| Given task |
Switch every "Midwest" in the data below to "Central", keep all other text unchanged, and leave the pictures out of your answer.

* begin Extracted information *

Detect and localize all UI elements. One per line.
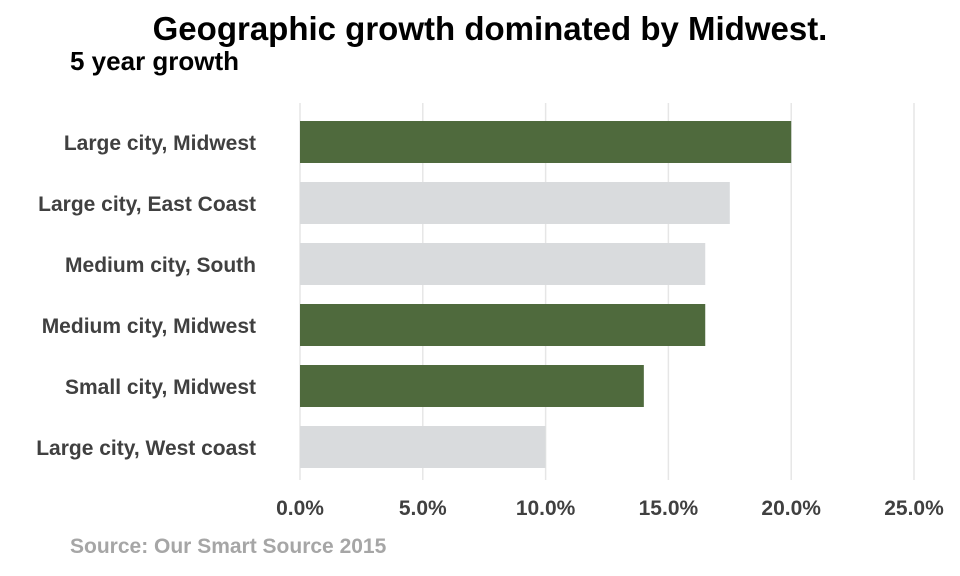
category-label: Large city, Midwest [64,132,256,155]
bar [300,243,706,285]
chart-title: Geographic growth dominated by Midwest. [152,10,828,47]
category-label: Medium city, South [65,254,256,277]
category-label: Small city, Midwest [65,376,256,399]
category-labels: Large city, Midwest Large city, East Coas… [36,132,256,460]
bar [300,365,644,407]
bar [300,304,706,346]
x-tick-label: 0.0% [276,497,324,520]
category-label: Large city, West coast [36,437,256,460]
x-tick-label: 5.0% [399,497,447,520]
grid-lines [299,103,915,480]
source-note: Source: Our Smart Source 2015 [70,535,387,558]
x-tick-label: 25.0% [884,497,944,520]
bar [300,121,792,163]
chart-subtitle: 5 year growth [70,46,240,76]
category-label: Large city, East Coast [38,193,256,216]
bar [300,182,730,224]
category-label: Medium city, Midwest [42,315,256,338]
x-tick-label: 15.0% [639,497,699,520]
bars [300,121,792,468]
bar [300,426,546,468]
x-tick-label: 10.0% [516,497,576,520]
x-tick-label: 20.0% [761,497,821,520]
x-tick-labels: 0.0% 5.0% 10.0% 15.0% 20.0% 25.0% [276,497,944,520]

* end Extracted information *

| Final result |
Detect and localize all UI elements. One per line.
category-label: Large city, Central [64,132,256,155]
bar [300,243,706,285]
chart-title: Geographic growth dominated by Central. [152,10,828,47]
category-label: Medium city, South [65,254,256,277]
category-label: Small city, Central [65,376,256,399]
category-labels: Large city, Central Large city, East Coas… [36,132,256,460]
bar [300,365,644,407]
bar [300,304,706,346]
x-tick-label: 0.0% [276,497,324,520]
category-label: Large city, West coast [36,437,256,460]
x-tick-label: 5.0% [399,497,447,520]
grid-lines [299,103,915,480]
source-note: Source: Our Smart Source 2015 [70,535,387,558]
x-tick-label: 25.0% [884,497,944,520]
bar [300,121,792,163]
chart-subtitle: 5 year growth [70,46,240,76]
category-label: Large city, East Coast [38,193,256,216]
bar [300,182,730,224]
category-label: Medium city, Central [42,315,256,338]
x-tick-label: 15.0% [639,497,699,520]
bars [300,121,792,468]
bar [300,426,546,468]
x-tick-label: 10.0% [516,497,576,520]
x-tick-label: 20.0% [761,497,821,520]
x-tick-labels: 0.0% 5.0% 10.0% 15.0% 20.0% 25.0% [276,497,944,520]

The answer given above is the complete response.